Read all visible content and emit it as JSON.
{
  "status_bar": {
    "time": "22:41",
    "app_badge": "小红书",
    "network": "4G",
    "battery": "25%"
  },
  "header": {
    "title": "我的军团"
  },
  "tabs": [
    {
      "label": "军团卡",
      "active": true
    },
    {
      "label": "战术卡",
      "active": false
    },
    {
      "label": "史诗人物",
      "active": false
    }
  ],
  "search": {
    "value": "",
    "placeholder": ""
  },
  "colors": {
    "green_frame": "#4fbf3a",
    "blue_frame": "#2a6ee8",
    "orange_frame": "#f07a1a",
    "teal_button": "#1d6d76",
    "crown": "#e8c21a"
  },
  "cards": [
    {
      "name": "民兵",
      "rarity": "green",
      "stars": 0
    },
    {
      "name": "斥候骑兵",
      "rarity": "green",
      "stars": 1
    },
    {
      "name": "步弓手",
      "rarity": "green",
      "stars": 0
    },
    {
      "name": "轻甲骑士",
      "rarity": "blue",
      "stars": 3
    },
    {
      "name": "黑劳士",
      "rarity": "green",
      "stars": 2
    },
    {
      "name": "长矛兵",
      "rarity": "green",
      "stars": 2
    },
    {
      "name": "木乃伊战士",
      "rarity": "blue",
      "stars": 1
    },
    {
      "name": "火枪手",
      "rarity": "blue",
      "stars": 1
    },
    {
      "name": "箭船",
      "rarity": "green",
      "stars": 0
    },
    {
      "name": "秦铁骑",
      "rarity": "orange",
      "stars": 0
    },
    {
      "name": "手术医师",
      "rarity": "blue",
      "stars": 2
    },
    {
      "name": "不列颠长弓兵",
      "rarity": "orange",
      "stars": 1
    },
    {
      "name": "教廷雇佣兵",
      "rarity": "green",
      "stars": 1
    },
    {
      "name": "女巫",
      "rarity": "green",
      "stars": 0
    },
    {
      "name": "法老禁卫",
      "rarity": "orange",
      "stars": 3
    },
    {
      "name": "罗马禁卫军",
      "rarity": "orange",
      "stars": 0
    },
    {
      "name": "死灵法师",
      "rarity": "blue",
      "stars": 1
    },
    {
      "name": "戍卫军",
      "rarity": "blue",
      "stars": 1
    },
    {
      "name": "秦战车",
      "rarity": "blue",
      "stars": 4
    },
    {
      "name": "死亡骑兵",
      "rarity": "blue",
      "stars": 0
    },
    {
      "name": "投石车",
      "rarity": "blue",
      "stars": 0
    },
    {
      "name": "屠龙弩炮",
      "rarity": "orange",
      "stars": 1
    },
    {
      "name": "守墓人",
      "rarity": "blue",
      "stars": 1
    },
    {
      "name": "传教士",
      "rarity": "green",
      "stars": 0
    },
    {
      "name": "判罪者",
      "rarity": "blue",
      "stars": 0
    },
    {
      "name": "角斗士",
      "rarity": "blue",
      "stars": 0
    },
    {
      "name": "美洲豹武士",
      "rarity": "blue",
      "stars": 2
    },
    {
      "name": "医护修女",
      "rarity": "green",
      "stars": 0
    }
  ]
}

⁂

## EXERCISE BRIEF
Exactly as shown above, return every record.

## CORRECT ANSWER
Read all visible content and emit it as JSON.
{
  "status_bar": {
    "time": "22:41",
    "app_badge": "小红书",
    "network": "4G",
    "battery": "25%"
  },
  "header": {
    "title": "我的军团"
  },
  "tabs": [
    {
      "label": "军团卡",
      "active": true
    },
    {
      "label": "战术卡",
      "active": false
    },
    {
      "label": "史诗人物",
      "active": false
    }
  ],
  "search": {
    "value": "",
    "placeholder": ""
  },
  "colors": {
    "green_frame": "#4fbf3a",
    "blue_frame": "#2a6ee8",
    "orange_frame": "#f07a1a",
    "teal_button": "#1d6d76",
    "crown": "#e8c21a"
  },
  "cards": [
    {
      "name": "民兵",
      "rarity": "green",
      "stars": 0
    },
    {
      "name": "斥候骑兵",
      "rarity": "green",
      "stars": 1
    },
    {
      "name": "步弓手",
      "rarity": "green",
      "stars": 0
    },
    {
      "name": "轻甲骑士",
      "rarity": "blue",
      "stars": 3
    },
    {
      "name": "黑劳士",
      "rarity": "green",
      "stars": 2
    },
    {
      "name": "长矛兵",
      "rarity": "green",
      "stars": 2
    },
    {
      "name": "木乃伊战士",
      "rarity": "blue",
      "stars": 1
    },
    {
      "name": "火枪手",
      "rarity": "blue",
      "stars": 1
    },
    {
      "name": "箭船",
      "rarity": "green",
      "stars": 0
    },
    {
      "name": "秦铁骑",
      "rarity": "orange",
      "stars": 0
    },
    {
      "name": "手术医师",
      "rarity": "blue",
      "stars": 2
    },
    {
      "name": "不列颠长弓兵",
      "rarity": "orange",
      "stars": 1
    },
    {
      "name": "教廷雇佣兵",
      "rarity": "green",
      "stars": 1
    },
    {
      "name": "女巫",
      "rarity": "green",
      "stars": 0
    },
    {
      "name": "法老禁卫",
      "rarity": "orange",
      "stars": 3
    },
    {
      "name": "罗马禁卫军",
      "rarity": "orange",
      "stars": 0
    },
    {
      "name": "死灵法师",
      "rarity": "blue",
      "stars": 1
    },
    {
      "name": "戍卫军",
      "rarity": "blue",
      "stars": 1
    },
    {
      "name": "秦战车",
      "rarity": "blue",
      "stars": 4
    },
    {
      "name": "死亡骑兵",
      "rarity": "blue",
      "stars": 0
    },
    {
      "name": "投石车",
      "rarity": "blue",
      "stars": 0
    },
    {
      "name": "屠龙弩炮",
      "rarity": "orange",
      "stars": 1
    },
    {
      "name": "守墓人",
      "rarity": "blue",
      "stars": 1
    },
    {
      "name": "传教士",
      "rarity": "green",
      "stars": 0
    },
    {
      "name": "判罪者",
      "rarity": "blue",
      "stars": 0
    },
    {
      "name": "角斗士",
      "rarity": "blue",
      "stars": 0
    },
    {
      "name": "美洲豹武士",
      "rarity": "blue",
      "stars": 2
    },
    {
      "name": "医护修女",
      "rarity": "green",
      "stars": 0
    }
  ]
}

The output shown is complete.